- _Brief_:
Every entry must be copied word for word.

Records:
>> Start
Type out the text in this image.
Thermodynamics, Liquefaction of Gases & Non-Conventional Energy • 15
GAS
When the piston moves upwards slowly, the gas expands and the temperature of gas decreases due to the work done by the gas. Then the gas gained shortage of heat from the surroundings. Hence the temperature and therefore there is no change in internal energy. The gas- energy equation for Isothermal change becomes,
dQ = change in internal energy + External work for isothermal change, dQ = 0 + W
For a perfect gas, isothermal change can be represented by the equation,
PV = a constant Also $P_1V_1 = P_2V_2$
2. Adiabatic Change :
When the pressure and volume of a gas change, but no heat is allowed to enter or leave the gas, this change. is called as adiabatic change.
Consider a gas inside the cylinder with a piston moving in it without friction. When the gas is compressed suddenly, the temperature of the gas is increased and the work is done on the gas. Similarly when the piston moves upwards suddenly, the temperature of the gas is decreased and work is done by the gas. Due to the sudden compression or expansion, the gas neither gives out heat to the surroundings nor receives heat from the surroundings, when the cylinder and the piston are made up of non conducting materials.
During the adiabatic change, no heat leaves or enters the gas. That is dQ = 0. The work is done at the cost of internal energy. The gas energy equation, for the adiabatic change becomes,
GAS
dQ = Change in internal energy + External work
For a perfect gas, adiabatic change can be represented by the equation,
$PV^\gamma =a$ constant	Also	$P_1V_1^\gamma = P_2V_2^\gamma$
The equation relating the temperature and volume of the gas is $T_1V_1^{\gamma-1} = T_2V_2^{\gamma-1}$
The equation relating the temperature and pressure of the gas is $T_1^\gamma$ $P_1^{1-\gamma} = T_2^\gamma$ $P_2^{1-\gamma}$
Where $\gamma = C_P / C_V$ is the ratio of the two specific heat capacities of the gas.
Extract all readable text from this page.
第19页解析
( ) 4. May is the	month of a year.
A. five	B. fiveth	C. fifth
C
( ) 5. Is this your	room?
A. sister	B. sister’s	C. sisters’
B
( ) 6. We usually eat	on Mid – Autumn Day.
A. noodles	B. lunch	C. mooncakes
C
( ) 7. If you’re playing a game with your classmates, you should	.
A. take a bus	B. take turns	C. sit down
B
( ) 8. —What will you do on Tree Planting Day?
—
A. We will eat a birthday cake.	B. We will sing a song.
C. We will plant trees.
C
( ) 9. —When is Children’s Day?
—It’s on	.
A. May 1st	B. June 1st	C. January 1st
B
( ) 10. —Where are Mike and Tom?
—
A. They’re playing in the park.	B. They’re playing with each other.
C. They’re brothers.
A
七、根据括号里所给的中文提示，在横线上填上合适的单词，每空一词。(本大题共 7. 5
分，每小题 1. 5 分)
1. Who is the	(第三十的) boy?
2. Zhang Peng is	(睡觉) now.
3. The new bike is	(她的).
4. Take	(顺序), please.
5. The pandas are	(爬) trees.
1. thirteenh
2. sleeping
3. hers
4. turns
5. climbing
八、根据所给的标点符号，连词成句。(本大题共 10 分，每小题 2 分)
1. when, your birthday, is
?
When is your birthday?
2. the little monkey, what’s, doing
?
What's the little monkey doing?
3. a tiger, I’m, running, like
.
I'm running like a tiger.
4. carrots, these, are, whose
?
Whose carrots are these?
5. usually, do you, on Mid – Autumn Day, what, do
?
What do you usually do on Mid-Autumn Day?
>> End
- _Exercise result_:
Type out the text in this image.
Thermodynamics, Liquefaction of Gases & Non-Conventional Energy • 15
GAS
When the piston moves upwards slowly, the gas expands and the temperature of gas decreases due to the work done by the gas. Then the gas gained shortage of heat from the surroundings. Hence the temperature and therefore there is no change in internal energy. The gas- energy equation for Isothermal change becomes,
dQ = change in internal energy + External work for isothermal change, dQ = 0 + W
For a perfect gas, isothermal change can be represented by the equation,
PV = a constant Also $P_1V_1 = P_2V_2$
2. Adiabatic Change :
When the pressure and volume of a gas change, but no heat is allowed to enter or leave the gas, this change. is called as adiabatic change.
Consider a gas inside the cylinder with a piston moving in it without friction. When the gas is compressed suddenly, the temperature of the gas is increased and the work is done on the gas. Similarly when the piston moves upwards suddenly, the temperature of the gas is decreased and work is done by the gas. Due to the sudden compression or expansion, the gas neither gives out heat to the surroundings nor receives heat from the surroundings, when the cylinder and the piston are made up of non conducting materials.
During the adiabatic change, no heat leaves or enters the gas. That is dQ = 0. The work is done at the cost of internal energy. The gas energy equation, for the adiabatic change becomes,
GAS
dQ = Change in internal energy + External work
For a perfect gas, adiabatic change can be represented by the equation,
$PV^\gamma =a$ constant	Also	$P_1V_1^\gamma = P_2V_2^\gamma$
The equation relating the temperature and volume of the gas is $T_1V_1^{\gamma-1} = T_2V_2^{\gamma-1}$
The equation relating the temperature and pressure of the gas is $T_1^\gamma$ $P_1^{1-\gamma} = T_2^\gamma$ $P_2^{1-\gamma}$
Where $\gamma = C_P / C_V$ is the ratio of the two specific heat capacities of the gas.
Extract all readable text from this page.
第19页解析
( ) 4. May is the	month of a year.
A. five	B. fiveth	C. fifth
C
( ) 5. Is this your	room?
A. sister	B. sister’s	C. sisters’
B
( ) 6. We usually eat	on Mid – Autumn Day.
A. noodles	B. lunch	C. mooncakes
C
( ) 7. If you’re playing a game with your classmates, you should	.
A. take a bus	B. take turns	C. sit down
B
( ) 8. —What will you do on Tree Planting Day?
—
A. We will eat a birthday cake.	B. We will sing a song.
C. We will plant trees.
C
( ) 9. —When is Children’s Day?
—It’s on	.
A. May 1st	B. June 1st	C. January 1st
B
( ) 10. —Where are Mike and Tom?
—
A. They’re playing in the park.	B. They’re playing with each other.
C. They’re brothers.
A
七、根据括号里所给的中文提示，在横线上填上合适的单词，每空一词。(本大题共 7. 5
分，每小题 1. 5 分)
1. Who is the	(第三十的) boy?
2. Zhang Peng is	(睡觉) now.
3. The new bike is	(她的).
4. Take	(顺序), please.
5. The pandas are	(爬) trees.
1. thirteenh
2. sleeping
3. hers
4. turns
5. climbing
八、根据所给的标点符号，连词成句。(本大题共 10 分，每小题 2 分)
1. when, your birthday, is
?
When is your birthday?
2. the little monkey, what’s, doing
?
What's the little monkey doing?
3. a tiger, I’m, running, like
.
I'm running like a tiger.
4. carrots, these, are, whose
?
Whose carrots are these?
5. usually, do you, on Mid – Autumn Day, what, do
?
What do you usually do on Mid-Autumn Day?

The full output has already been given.